▶ [Material shown]
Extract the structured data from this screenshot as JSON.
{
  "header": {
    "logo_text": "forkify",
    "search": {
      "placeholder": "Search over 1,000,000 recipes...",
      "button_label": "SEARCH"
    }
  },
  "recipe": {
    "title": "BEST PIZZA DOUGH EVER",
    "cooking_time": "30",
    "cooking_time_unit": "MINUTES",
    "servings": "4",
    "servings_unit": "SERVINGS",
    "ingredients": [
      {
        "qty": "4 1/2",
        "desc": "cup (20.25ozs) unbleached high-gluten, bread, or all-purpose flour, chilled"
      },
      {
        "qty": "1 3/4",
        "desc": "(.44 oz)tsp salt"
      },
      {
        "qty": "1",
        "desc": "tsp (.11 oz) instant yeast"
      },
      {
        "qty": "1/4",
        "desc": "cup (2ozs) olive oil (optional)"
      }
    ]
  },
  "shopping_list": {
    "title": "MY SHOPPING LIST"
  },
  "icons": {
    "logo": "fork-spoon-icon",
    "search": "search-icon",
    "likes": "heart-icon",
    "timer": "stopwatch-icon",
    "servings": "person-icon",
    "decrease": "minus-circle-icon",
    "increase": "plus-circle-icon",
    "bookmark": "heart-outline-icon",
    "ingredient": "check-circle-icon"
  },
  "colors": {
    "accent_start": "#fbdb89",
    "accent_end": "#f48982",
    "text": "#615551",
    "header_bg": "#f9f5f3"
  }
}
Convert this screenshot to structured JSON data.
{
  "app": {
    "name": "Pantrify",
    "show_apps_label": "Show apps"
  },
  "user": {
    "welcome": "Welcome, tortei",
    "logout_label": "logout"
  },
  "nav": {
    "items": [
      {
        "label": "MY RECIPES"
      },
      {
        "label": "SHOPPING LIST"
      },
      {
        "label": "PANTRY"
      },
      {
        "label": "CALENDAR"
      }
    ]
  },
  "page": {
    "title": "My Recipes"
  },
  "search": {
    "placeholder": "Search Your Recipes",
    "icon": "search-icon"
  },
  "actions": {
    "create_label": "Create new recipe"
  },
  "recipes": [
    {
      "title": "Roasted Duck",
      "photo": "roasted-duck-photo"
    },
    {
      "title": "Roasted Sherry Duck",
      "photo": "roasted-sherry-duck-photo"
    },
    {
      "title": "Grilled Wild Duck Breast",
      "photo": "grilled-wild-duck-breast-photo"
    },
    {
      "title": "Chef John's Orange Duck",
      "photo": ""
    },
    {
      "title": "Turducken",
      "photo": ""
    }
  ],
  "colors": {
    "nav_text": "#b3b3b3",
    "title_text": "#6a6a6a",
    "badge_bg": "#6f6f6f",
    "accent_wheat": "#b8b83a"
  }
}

▶ [Exercise task] Locate the word "structured" in the data above. Copy every line carrying it.

▶ [Task answer]
Extract the structured data from this screenshot as JSON.
Convert this screenshot to structured JSON data.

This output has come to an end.